What you are asked to do:
Copy the data exactly as it appears, and do not include any pictures.

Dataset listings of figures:

___

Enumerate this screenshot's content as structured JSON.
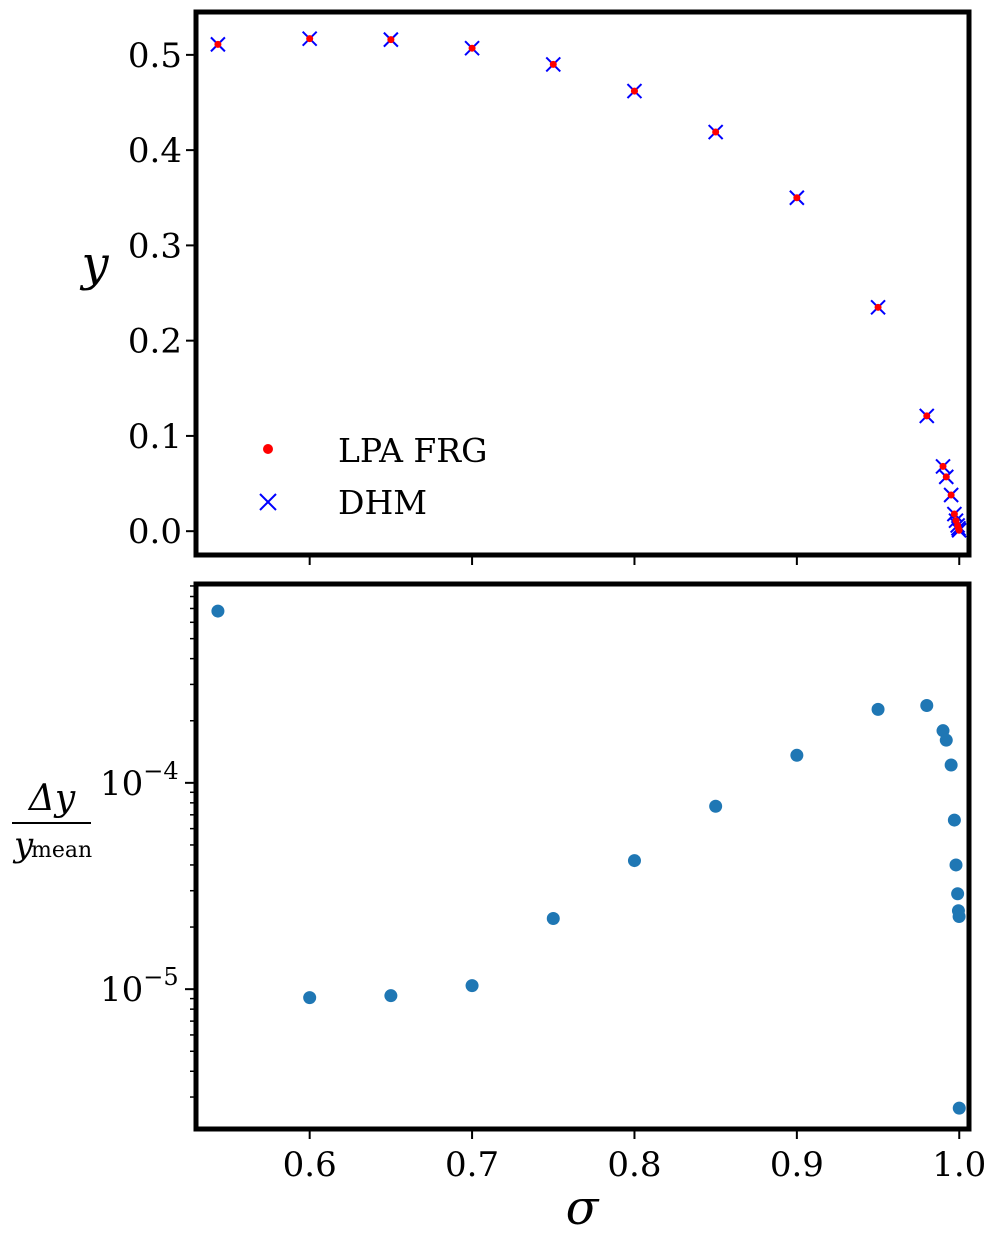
{
  "chart_data": [
    {
      "type": "scatter",
      "xlabel": "σ",
      "ylabel": "y",
      "xlim": [
        0.53,
        1.006
      ],
      "ylim": [
        -0.025,
        0.545
      ],
      "yticks": [
        "0.0",
        "0.1",
        "0.2",
        "0.3",
        "0.4",
        "0.5"
      ],
      "legend_position": "lower-left",
      "series": [
        {
          "name": "LPA FRG",
          "marker": "dot",
          "color": "#ff0000",
          "x": [
            0.5435,
            0.6,
            0.65,
            0.7,
            0.75,
            0.8,
            0.85,
            0.9,
            0.95,
            0.98,
            0.99,
            0.992,
            0.995,
            0.997,
            0.998,
            0.999,
            0.9995,
            0.9999
          ],
          "y": [
            0.511,
            0.517,
            0.516,
            0.507,
            0.49,
            0.462,
            0.419,
            0.35,
            0.235,
            0.121,
            0.068,
            0.057,
            0.038,
            0.018,
            0.011,
            0.006,
            0.003,
            0.001
          ]
        },
        {
          "name": "DHM",
          "marker": "x",
          "color": "#0000ff",
          "x": [
            0.5435,
            0.6,
            0.65,
            0.7,
            0.75,
            0.8,
            0.85,
            0.9,
            0.95,
            0.98,
            0.99,
            0.992,
            0.995,
            0.997,
            0.998,
            0.999,
            0.9995,
            0.9999
          ],
          "y": [
            0.511,
            0.517,
            0.516,
            0.507,
            0.49,
            0.462,
            0.419,
            0.35,
            0.235,
            0.121,
            0.068,
            0.057,
            0.038,
            0.018,
            0.011,
            0.006,
            0.003,
            0.001
          ]
        }
      ]
    },
    {
      "type": "scatter",
      "xlabel": "σ",
      "ylabel": "Δy / y_mean",
      "ylabel_numerator": "Δy",
      "ylabel_denominator": "y",
      "ylabel_subscript": "mean",
      "yscale": "log",
      "ylim": [
        2.1e-06,
        0.00092
      ],
      "yticks": [
        {
          "value": 1e-05,
          "base": "10",
          "exponent": "−5"
        },
        {
          "value": 0.0001,
          "base": "10",
          "exponent": "−4"
        }
      ],
      "xticks": [
        "0.6",
        "0.7",
        "0.8",
        "0.9",
        "1.0"
      ],
      "xtick_values": [
        0.6,
        0.7,
        0.8,
        0.9,
        1.0
      ],
      "series": [
        {
          "color": "#1f77b4",
          "x": [
            0.5435,
            0.6,
            0.65,
            0.7,
            0.75,
            0.8,
            0.85,
            0.9,
            0.95,
            0.98,
            0.99,
            0.992,
            0.995,
            0.997,
            0.998,
            0.999,
            0.9995,
            0.9999,
            1.0
          ],
          "y": [
            0.00068,
            9.1e-06,
            9.3e-06,
            1.04e-05,
            2.2e-05,
            4.2e-05,
            7.7e-05,
            0.000136,
            0.000227,
            0.000237,
            0.000179,
            0.000161,
            0.000122,
            6.6e-05,
            4e-05,
            2.9e-05,
            2.4e-05,
            2.25e-05,
            2.65e-06
          ]
        }
      ]
    }
  ]
}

___

Exercise answer:
Enumerate this screenshot's content as structured JSON.
{
  "chart_data": [
    {
      "type": "scatter",
      "xlabel": "σ",
      "ylabel": "y",
      "xlim": [
        0.53,
        1.006
      ],
      "ylim": [
        -0.025,
        0.545
      ],
      "yticks": [
        "0.0",
        "0.1",
        "0.2",
        "0.3",
        "0.4",
        "0.5"
      ],
      "legend_position": "lower-left",
      "series": [
        {
          "name": "LPA FRG",
          "marker": "dot",
          "color": "#ff0000",
          "x": [
            0.5435,
            0.6,
            0.65,
            0.7,
            0.75,
            0.8,
            0.85,
            0.9,
            0.95,
            0.98,
            0.99,
            0.992,
            0.995,
            0.997,
            0.998,
            0.999,
            0.9995,
            0.9999
          ],
          "y": [
            0.511,
            0.517,
            0.516,
            0.507,
            0.49,
            0.462,
            0.419,
            0.35,
            0.235,
            0.121,
            0.068,
            0.057,
            0.038,
            0.018,
            0.011,
            0.006,
            0.003,
            0.001
          ]
        },
        {
          "name": "DHM",
          "marker": "x",
          "color": "#0000ff",
          "x": [
            0.5435,
            0.6,
            0.65,
            0.7,
            0.75,
            0.8,
            0.85,
            0.9,
            0.95,
            0.98,
            0.99,
            0.992,
            0.995,
            0.997,
            0.998,
            0.999,
            0.9995,
            0.9999
          ],
          "y": [
            0.511,
            0.517,
            0.516,
            0.507,
            0.49,
            0.462,
            0.419,
            0.35,
            0.235,
            0.121,
            0.068,
            0.057,
            0.038,
            0.018,
            0.011,
            0.006,
            0.003,
            0.001
          ]
        }
      ]
    },
    {
      "type": "scatter",
      "xlabel": "σ",
      "ylabel": "Δy / y_mean",
      "ylabel_numerator": "Δy",
      "ylabel_denominator": "y",
      "ylabel_subscript": "mean",
      "yscale": "log",
      "ylim": [
        2.1e-06,
        0.00092
      ],
      "yticks": [
        {
          "value": 1e-05,
          "base": "10",
          "exponent": "−5"
        },
        {
          "value": 0.0001,
          "base": "10",
          "exponent": "−4"
        }
      ],
      "xticks": [
        "0.6",
        "0.7",
        "0.8",
        "0.9",
        "1.0"
      ],
      "xtick_values": [
        0.6,
        0.7,
        0.8,
        0.9,
        1.0
      ],
      "series": [
        {
          "color": "#1f77b4",
          "x": [
            0.5435,
            0.6,
            0.65,
            0.7,
            0.75,
            0.8,
            0.85,
            0.9,
            0.95,
            0.98,
            0.99,
            0.992,
            0.995,
            0.997,
            0.998,
            0.999,
            0.9995,
            0.9999,
            1.0
          ],
          "y": [
            0.00068,
            9.1e-06,
            9.3e-06,
            1.04e-05,
            2.2e-05,
            4.2e-05,
            7.7e-05,
            0.000136,
            0.000227,
            0.000237,
            0.000179,
            0.000161,
            0.000122,
            6.6e-05,
            4e-05,
            2.9e-05,
            2.4e-05,
            2.25e-05,
            2.65e-06
          ]
        }
      ]
    }
  ]
}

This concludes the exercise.